Figure dataset records:

· · ·

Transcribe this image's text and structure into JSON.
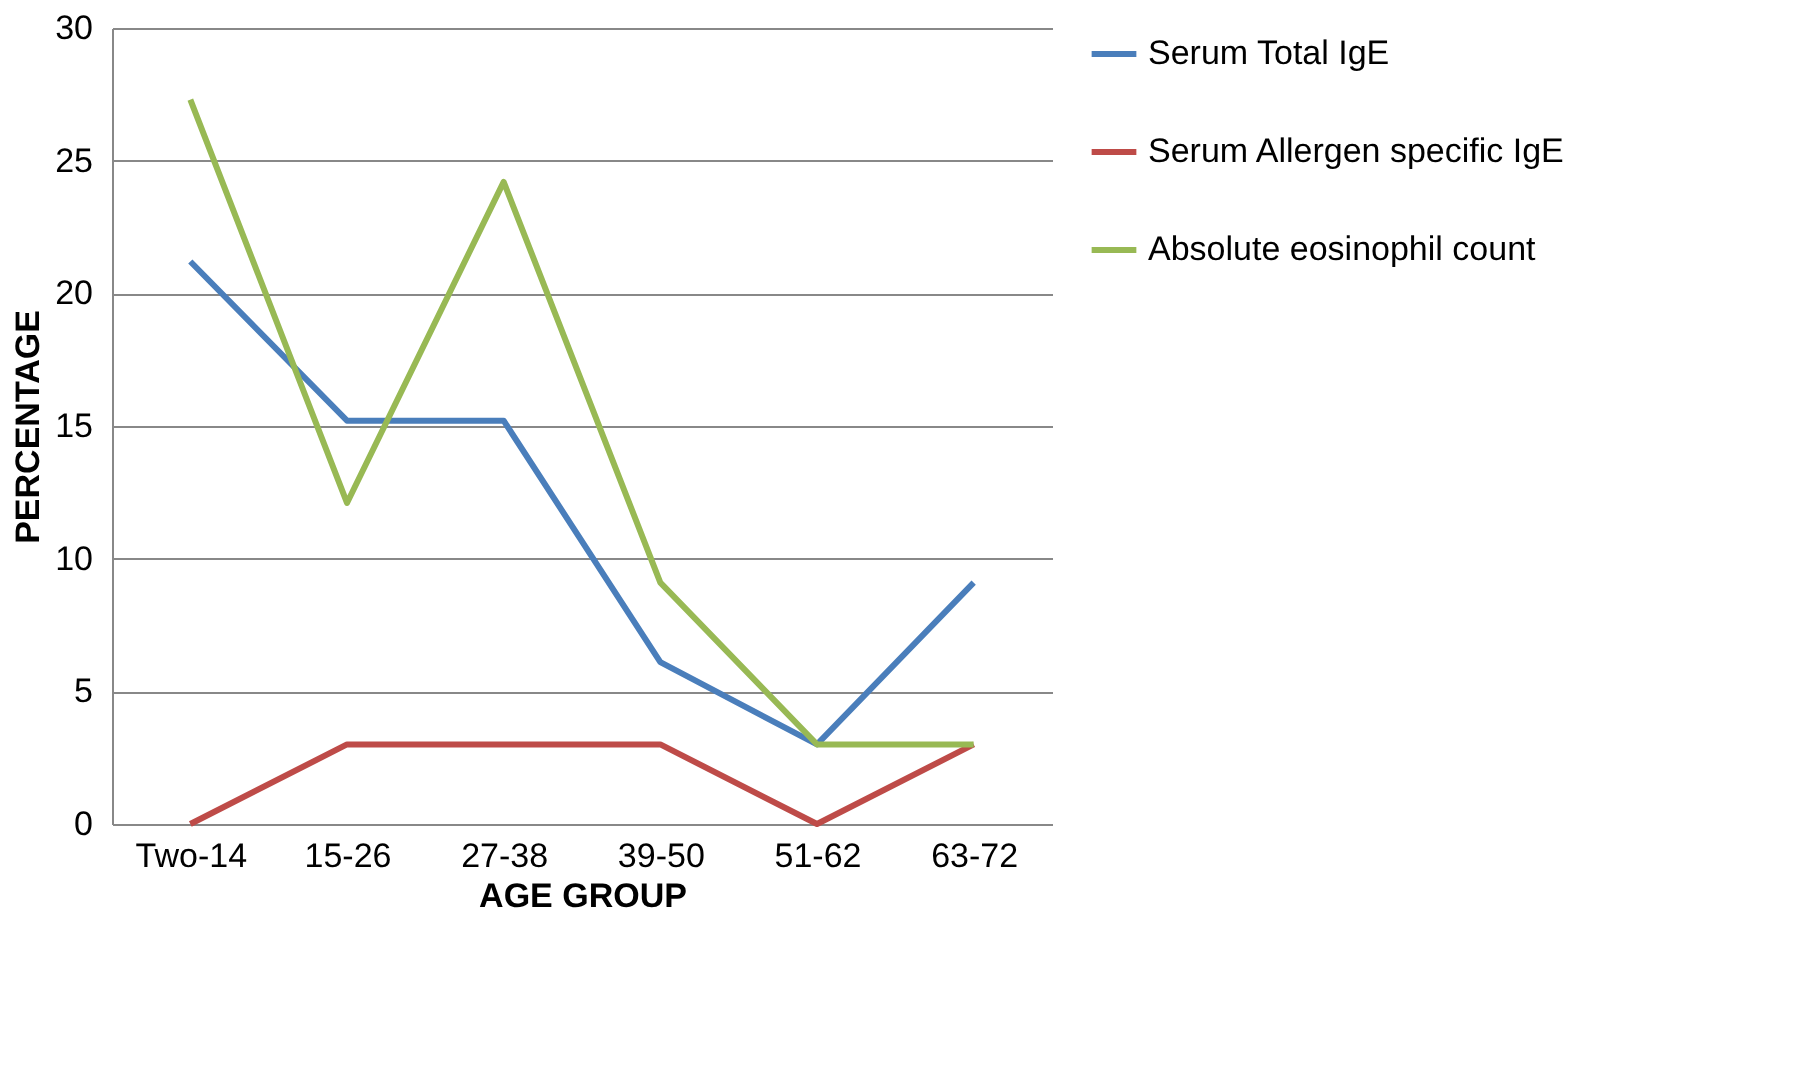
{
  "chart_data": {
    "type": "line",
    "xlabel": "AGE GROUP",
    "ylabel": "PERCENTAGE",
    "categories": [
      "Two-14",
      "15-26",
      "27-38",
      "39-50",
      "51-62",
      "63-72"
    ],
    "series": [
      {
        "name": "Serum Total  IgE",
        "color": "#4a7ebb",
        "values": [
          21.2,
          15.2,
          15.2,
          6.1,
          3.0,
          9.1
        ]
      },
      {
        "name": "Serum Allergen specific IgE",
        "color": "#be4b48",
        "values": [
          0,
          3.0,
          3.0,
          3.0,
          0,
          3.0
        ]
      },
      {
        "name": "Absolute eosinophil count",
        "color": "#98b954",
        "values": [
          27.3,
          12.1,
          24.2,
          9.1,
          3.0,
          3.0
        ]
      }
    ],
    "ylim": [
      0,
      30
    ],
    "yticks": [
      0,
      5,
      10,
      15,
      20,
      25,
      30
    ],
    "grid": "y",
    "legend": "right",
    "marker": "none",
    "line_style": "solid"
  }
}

· · ·

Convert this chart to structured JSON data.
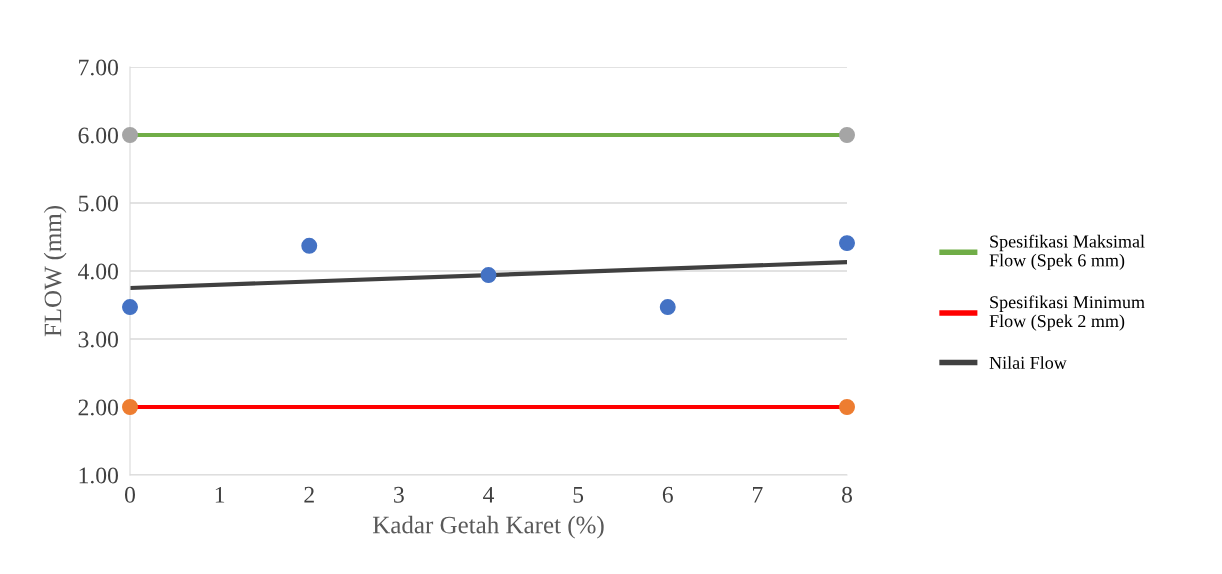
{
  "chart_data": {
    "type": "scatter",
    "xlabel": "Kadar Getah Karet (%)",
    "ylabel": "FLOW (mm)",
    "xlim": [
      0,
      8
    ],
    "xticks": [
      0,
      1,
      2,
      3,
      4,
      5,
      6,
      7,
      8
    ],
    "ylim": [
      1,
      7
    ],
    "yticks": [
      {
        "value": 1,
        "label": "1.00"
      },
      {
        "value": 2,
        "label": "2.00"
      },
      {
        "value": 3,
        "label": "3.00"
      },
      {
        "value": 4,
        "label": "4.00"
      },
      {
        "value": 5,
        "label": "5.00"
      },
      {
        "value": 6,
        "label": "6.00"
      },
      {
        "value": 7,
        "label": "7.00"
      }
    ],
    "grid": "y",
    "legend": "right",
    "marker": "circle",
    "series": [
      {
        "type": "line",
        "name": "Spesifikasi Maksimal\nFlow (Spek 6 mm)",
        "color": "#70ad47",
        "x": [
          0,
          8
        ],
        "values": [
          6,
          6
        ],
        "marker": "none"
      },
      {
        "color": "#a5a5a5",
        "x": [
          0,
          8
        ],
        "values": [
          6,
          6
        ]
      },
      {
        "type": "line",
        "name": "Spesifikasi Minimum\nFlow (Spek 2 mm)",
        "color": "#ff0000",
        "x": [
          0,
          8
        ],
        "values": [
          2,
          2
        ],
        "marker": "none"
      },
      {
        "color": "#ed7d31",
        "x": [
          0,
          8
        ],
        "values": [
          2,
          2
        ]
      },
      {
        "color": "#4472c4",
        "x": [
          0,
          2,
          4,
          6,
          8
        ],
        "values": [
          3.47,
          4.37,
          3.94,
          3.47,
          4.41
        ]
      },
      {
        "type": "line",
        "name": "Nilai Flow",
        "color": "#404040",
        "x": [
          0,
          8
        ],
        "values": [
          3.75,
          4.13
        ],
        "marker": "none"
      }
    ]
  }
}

· · ·

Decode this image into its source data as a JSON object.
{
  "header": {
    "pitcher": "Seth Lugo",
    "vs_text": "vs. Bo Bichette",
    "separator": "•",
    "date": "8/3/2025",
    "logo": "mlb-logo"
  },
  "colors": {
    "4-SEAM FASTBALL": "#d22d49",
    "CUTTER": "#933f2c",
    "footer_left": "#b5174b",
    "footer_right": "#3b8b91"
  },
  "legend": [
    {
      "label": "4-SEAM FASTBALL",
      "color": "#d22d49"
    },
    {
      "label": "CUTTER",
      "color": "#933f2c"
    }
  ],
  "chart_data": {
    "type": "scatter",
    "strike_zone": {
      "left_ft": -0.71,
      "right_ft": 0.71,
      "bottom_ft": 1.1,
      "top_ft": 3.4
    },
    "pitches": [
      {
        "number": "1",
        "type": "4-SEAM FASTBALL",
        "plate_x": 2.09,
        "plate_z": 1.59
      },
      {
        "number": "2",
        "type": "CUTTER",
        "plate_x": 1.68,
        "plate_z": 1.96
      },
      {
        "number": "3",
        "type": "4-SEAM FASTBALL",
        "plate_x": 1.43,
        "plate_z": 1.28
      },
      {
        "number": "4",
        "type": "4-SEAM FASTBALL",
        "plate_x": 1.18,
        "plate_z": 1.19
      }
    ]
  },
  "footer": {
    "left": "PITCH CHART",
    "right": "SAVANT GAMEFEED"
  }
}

· · ·

> Given request: Copy whichever lines in the listing above contain the word "name".

> Exercise answer:
        "name": "Serum Total  IgE",
        "name": "Serum Allergen specific IgE",
        "name": "Absolute eosinophil count",
        "name": "Spesifikasi Maksimal\nFlow (Spek 6 mm)",
        "name": "Spesifikasi Minimum\nFlow (Spek 2 mm)",
        "name": "Nilai Flow",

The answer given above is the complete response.